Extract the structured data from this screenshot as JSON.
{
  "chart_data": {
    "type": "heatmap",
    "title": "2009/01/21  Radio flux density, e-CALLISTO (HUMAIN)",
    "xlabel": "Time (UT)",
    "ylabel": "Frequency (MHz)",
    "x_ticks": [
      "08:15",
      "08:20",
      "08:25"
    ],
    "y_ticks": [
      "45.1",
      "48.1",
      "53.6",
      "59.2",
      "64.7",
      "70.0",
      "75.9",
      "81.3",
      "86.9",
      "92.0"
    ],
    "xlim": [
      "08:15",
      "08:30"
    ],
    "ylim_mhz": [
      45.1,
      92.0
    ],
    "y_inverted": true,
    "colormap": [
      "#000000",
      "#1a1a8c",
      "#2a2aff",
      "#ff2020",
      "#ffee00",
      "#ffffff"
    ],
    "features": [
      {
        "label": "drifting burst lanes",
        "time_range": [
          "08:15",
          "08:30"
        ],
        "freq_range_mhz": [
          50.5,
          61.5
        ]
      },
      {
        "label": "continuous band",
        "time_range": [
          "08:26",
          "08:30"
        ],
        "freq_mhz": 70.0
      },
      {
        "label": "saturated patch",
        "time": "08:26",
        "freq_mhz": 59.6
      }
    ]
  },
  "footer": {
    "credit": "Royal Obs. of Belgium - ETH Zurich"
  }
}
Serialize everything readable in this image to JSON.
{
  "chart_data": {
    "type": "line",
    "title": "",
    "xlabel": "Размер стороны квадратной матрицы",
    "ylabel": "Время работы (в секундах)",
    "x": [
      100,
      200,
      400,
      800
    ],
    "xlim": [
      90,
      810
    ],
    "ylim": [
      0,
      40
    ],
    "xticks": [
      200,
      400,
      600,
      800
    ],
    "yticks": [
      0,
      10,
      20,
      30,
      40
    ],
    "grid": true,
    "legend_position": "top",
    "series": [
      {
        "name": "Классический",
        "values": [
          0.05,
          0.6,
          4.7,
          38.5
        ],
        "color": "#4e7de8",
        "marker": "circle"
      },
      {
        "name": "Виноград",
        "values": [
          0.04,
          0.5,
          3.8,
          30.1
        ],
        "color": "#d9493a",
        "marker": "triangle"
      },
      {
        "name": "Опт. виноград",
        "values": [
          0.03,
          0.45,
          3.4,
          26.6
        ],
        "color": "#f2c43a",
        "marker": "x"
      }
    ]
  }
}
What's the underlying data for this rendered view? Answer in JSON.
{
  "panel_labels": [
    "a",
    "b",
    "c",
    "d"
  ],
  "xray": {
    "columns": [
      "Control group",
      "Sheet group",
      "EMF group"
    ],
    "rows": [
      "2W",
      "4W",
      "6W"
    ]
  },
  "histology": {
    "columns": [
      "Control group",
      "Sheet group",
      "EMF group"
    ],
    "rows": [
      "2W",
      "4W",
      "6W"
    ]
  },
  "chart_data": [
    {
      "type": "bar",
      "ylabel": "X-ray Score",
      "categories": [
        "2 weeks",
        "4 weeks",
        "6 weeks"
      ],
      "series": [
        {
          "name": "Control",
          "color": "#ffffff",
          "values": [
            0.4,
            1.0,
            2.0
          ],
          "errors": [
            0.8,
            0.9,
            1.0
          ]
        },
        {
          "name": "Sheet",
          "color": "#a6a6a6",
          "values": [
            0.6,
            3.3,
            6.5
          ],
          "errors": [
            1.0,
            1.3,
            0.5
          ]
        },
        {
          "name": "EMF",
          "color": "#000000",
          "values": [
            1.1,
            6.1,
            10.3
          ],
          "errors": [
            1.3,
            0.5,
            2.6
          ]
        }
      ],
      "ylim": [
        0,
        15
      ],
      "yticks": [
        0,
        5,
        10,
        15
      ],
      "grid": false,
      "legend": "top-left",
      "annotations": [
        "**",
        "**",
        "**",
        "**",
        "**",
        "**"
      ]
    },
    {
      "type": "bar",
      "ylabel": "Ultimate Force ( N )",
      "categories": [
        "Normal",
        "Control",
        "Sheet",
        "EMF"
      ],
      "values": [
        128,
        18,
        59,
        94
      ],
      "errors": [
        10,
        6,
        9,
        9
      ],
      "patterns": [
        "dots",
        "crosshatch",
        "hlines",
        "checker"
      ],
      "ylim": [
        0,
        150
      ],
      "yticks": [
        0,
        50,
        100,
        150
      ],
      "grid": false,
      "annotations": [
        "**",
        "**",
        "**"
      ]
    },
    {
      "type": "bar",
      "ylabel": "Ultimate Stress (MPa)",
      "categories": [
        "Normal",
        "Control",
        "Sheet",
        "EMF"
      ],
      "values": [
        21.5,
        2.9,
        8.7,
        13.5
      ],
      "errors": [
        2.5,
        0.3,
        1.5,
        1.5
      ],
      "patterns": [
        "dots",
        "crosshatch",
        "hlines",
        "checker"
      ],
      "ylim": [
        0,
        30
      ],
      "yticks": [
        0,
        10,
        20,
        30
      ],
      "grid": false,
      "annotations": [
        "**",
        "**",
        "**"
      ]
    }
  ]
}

● **TASK TO COMPLETE**
Give the data again, exactly as it stands.

● **OUTPUT OF THE EXERCISE**
Extract the structured data from this screenshot as JSON.
{
  "chart_data": {
    "type": "heatmap",
    "title": "2009/01/21  Radio flux density, e-CALLISTO (HUMAIN)",
    "xlabel": "Time (UT)",
    "ylabel": "Frequency (MHz)",
    "x_ticks": [
      "08:15",
      "08:20",
      "08:25"
    ],
    "y_ticks": [
      "45.1",
      "48.1",
      "53.6",
      "59.2",
      "64.7",
      "70.0",
      "75.9",
      "81.3",
      "86.9",
      "92.0"
    ],
    "xlim": [
      "08:15",
      "08:30"
    ],
    "ylim_mhz": [
      45.1,
      92.0
    ],
    "y_inverted": true,
    "colormap": [
      "#000000",
      "#1a1a8c",
      "#2a2aff",
      "#ff2020",
      "#ffee00",
      "#ffffff"
    ],
    "features": [
      {
        "label": "drifting burst lanes",
        "time_range": [
          "08:15",
          "08:30"
        ],
        "freq_range_mhz": [
          50.5,
          61.5
        ]
      },
      {
        "label": "continuous band",
        "time_range": [
          "08:26",
          "08:30"
        ],
        "freq_mhz": 70.0
      },
      {
        "label": "saturated patch",
        "time": "08:26",
        "freq_mhz": 59.6
      }
    ]
  },
  "footer": {
    "credit": "Royal Obs. of Belgium - ETH Zurich"
  }
}
Serialize everything readable in this image to JSON.
{
  "chart_data": {
    "type": "line",
    "title": "",
    "xlabel": "Размер стороны квадратной матрицы",
    "ylabel": "Время работы (в секундах)",
    "x": [
      100,
      200,
      400,
      800
    ],
    "xlim": [
      90,
      810
    ],
    "ylim": [
      0,
      40
    ],
    "xticks": [
      200,
      400,
      600,
      800
    ],
    "yticks": [
      0,
      10,
      20,
      30,
      40
    ],
    "grid": true,
    "legend_position": "top",
    "series": [
      {
        "name": "Классический",
        "values": [
          0.05,
          0.6,
          4.7,
          38.5
        ],
        "color": "#4e7de8",
        "marker": "circle"
      },
      {
        "name": "Виноград",
        "values": [
          0.04,
          0.5,
          3.8,
          30.1
        ],
        "color": "#d9493a",
        "marker": "triangle"
      },
      {
        "name": "Опт. виноград",
        "values": [
          0.03,
          0.45,
          3.4,
          26.6
        ],
        "color": "#f2c43a",
        "marker": "x"
      }
    ]
  }
}
What's the underlying data for this rendered view? Answer in JSON.
{
  "panel_labels": [
    "a",
    "b",
    "c",
    "d"
  ],
  "xray": {
    "columns": [
      "Control group",
      "Sheet group",
      "EMF group"
    ],
    "rows": [
      "2W",
      "4W",
      "6W"
    ]
  },
  "histology": {
    "columns": [
      "Control group",
      "Sheet group",
      "EMF group"
    ],
    "rows": [
      "2W",
      "4W",
      "6W"
    ]
  },
  "chart_data": [
    {
      "type": "bar",
      "ylabel": "X-ray Score",
      "categories": [
        "2 weeks",
        "4 weeks",
        "6 weeks"
      ],
      "series": [
        {
          "name": "Control",
          "color": "#ffffff",
          "values": [
            0.4,
            1.0,
            2.0
          ],
          "errors": [
            0.8,
            0.9,
            1.0
          ]
        },
        {
          "name": "Sheet",
          "color": "#a6a6a6",
          "values": [
            0.6,
            3.3,
            6.5
          ],
          "errors": [
            1.0,
            1.3,
            0.5
          ]
        },
        {
          "name": "EMF",
          "color": "#000000",
          "values": [
            1.1,
            6.1,
            10.3
          ],
          "errors": [
            1.3,
            0.5,
            2.6
          ]
        }
      ],
      "ylim": [
        0,
        15
      ],
      "yticks": [
        0,
        5,
        10,
        15
      ],
      "grid": false,
      "legend": "top-left",
      "annotations": [
        "**",
        "**",
        "**",
        "**",
        "**",
        "**"
      ]
    },
    {
      "type": "bar",
      "ylabel": "Ultimate Force ( N )",
      "categories": [
        "Normal",
        "Control",
        "Sheet",
        "EMF"
      ],
      "values": [
        128,
        18,
        59,
        94
      ],
      "errors": [
        10,
        6,
        9,
        9
      ],
      "patterns": [
        "dots",
        "crosshatch",
        "hlines",
        "checker"
      ],
      "ylim": [
        0,
        150
      ],
      "yticks": [
        0,
        50,
        100,
        150
      ],
      "grid": false,
      "annotations": [
        "**",
        "**",
        "**"
      ]
    },
    {
      "type": "bar",
      "ylabel": "Ultimate Stress (MPa)",
      "categories": [
        "Normal",
        "Control",
        "Sheet",
        "EMF"
      ],
      "values": [
        21.5,
        2.9,
        8.7,
        13.5
      ],
      "errors": [
        2.5,
        0.3,
        1.5,
        1.5
      ],
      "patterns": [
        "dots",
        "crosshatch",
        "hlines",
        "checker"
      ],
      "ylim": [
        0,
        30
      ],
      "yticks": [
        0,
        10,
        20,
        30
      ],
      "grid": false,
      "annotations": [
        "**",
        "**",
        "**"
      ]
    }
  ]
}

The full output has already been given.